TASK TO COMPLETE
Output all records precisely as written.
-- PROVIDED RECORDS start --
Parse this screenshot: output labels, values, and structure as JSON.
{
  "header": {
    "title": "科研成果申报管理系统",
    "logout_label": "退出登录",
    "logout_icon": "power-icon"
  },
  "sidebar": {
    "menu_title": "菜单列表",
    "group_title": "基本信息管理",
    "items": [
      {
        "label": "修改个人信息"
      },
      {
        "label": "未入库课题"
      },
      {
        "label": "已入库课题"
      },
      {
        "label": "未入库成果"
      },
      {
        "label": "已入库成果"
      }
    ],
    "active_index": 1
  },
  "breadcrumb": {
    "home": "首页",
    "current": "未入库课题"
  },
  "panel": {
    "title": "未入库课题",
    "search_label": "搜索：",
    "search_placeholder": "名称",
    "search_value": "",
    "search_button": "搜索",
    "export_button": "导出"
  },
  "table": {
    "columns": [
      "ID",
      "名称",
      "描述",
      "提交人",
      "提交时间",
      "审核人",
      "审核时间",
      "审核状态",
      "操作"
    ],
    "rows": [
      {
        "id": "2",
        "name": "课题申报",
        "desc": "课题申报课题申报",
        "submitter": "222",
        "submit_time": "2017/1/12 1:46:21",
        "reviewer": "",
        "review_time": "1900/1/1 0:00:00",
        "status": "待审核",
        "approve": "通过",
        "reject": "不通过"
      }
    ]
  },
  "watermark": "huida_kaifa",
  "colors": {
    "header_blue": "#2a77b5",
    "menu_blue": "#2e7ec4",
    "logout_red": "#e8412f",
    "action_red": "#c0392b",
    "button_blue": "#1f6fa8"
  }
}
-- PROVIDED RECORDS end --
RESPONSE TO THE TASK
Parse this screenshot: output labels, values, and structure as JSON.
{
  "header": {
    "title": "科研成果申报管理系统",
    "logout_label": "退出登录",
    "logout_icon": "power-icon"
  },
  "sidebar": {
    "menu_title": "菜单列表",
    "group_title": "基本信息管理",
    "items": [
      {
        "label": "修改个人信息"
      },
      {
        "label": "未入库课题"
      },
      {
        "label": "已入库课题"
      },
      {
        "label": "未入库成果"
      },
      {
        "label": "已入库成果"
      }
    ],
    "active_index": 1
  },
  "breadcrumb": {
    "home": "首页",
    "current": "未入库课题"
  },
  "panel": {
    "title": "未入库课题",
    "search_label": "搜索：",
    "search_placeholder": "名称",
    "search_value": "",
    "search_button": "搜索",
    "export_button": "导出"
  },
  "table": {
    "columns": [
      "ID",
      "名称",
      "描述",
      "提交人",
      "提交时间",
      "审核人",
      "审核时间",
      "审核状态",
      "操作"
    ],
    "rows": [
      {
        "id": "2",
        "name": "课题申报",
        "desc": "课题申报课题申报",
        "submitter": "222",
        "submit_time": "2017/1/12 1:46:21",
        "reviewer": "",
        "review_time": "1900/1/1 0:00:00",
        "status": "待审核",
        "approve": "通过",
        "reject": "不通过"
      }
    ]
  },
  "watermark": "huida_kaifa",
  "colors": {
    "header_blue": "#2a77b5",
    "menu_blue": "#2e7ec4",
    "logout_red": "#e8412f",
    "action_red": "#c0392b",
    "button_blue": "#1f6fa8"
  }
}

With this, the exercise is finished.